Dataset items
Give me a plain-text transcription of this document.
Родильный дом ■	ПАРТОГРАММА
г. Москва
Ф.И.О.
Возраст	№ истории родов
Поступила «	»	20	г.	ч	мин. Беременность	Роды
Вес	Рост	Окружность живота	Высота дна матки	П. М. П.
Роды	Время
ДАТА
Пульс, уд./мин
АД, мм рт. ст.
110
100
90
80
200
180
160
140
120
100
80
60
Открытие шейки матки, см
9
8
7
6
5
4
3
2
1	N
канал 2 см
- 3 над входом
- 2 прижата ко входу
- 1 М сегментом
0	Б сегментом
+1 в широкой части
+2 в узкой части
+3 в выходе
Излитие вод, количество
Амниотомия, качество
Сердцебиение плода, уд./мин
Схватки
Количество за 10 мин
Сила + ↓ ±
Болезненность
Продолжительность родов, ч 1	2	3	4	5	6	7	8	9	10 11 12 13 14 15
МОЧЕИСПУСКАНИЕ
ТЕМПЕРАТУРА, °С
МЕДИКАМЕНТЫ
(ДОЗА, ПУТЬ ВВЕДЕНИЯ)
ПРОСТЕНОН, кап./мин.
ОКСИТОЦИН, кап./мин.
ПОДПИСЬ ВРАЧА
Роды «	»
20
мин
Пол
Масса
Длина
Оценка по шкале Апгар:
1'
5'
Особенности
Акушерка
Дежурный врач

==

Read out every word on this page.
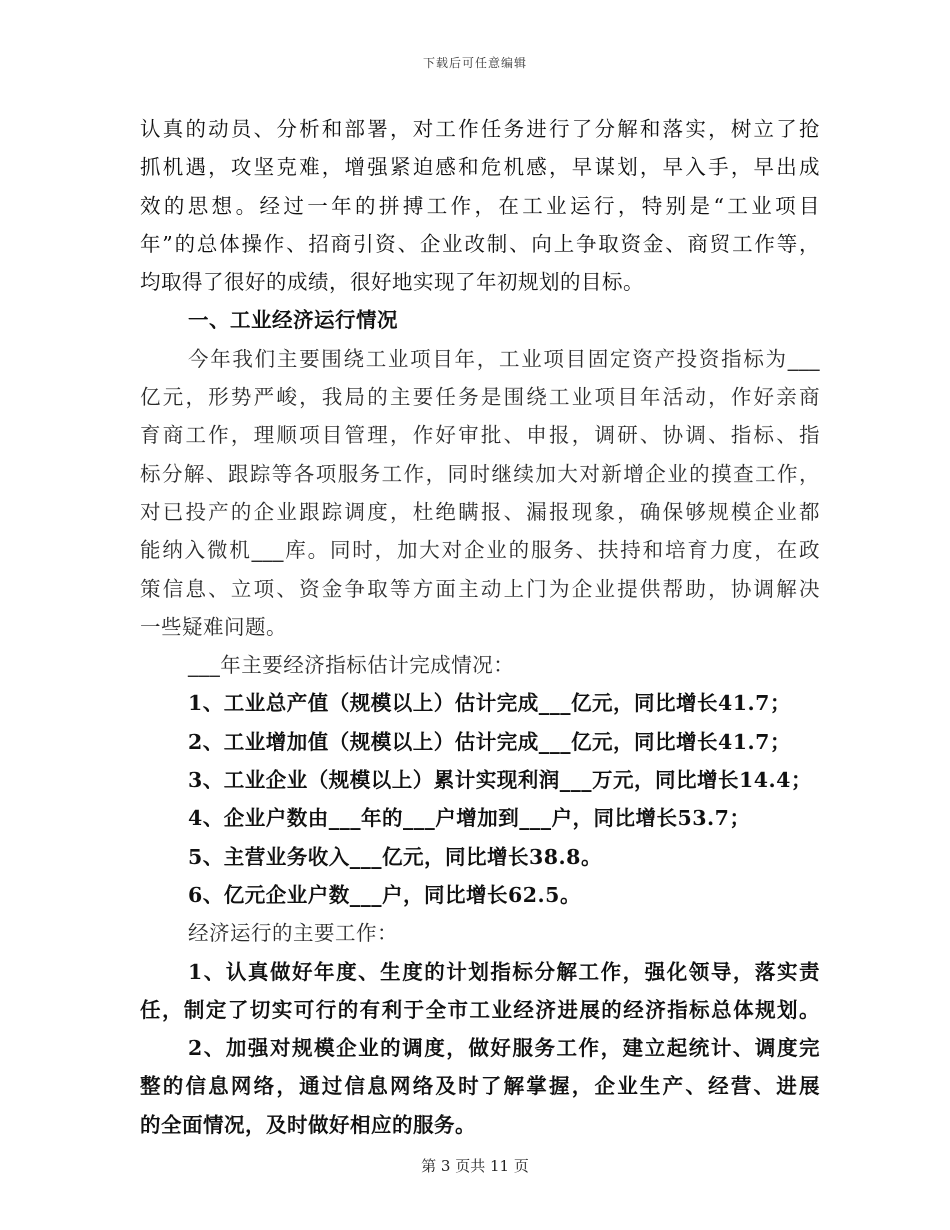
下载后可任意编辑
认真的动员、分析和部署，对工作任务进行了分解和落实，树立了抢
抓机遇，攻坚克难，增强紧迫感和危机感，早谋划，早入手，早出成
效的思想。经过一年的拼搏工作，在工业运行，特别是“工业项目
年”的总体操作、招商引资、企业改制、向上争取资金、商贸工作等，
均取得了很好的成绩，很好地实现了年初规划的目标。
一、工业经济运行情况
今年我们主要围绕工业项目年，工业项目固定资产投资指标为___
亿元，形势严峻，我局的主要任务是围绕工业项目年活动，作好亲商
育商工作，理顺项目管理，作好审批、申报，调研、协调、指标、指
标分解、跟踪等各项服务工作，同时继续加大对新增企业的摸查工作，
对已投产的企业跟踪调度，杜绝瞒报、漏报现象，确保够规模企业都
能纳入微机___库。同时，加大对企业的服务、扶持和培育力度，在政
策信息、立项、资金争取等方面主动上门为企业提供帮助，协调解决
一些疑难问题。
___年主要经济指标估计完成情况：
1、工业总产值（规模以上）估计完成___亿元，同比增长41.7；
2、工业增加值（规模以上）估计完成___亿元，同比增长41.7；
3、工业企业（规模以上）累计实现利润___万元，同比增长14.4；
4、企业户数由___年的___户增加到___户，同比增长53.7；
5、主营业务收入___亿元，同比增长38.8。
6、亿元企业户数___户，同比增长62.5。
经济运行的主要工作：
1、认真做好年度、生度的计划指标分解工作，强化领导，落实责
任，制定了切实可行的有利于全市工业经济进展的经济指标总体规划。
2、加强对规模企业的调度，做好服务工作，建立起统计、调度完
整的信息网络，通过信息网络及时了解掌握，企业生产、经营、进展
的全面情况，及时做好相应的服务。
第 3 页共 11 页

Exercise details:
Going through the entries above line by line, work out how many lines include the word "规模以上". Only the number is required.

Written answer:
3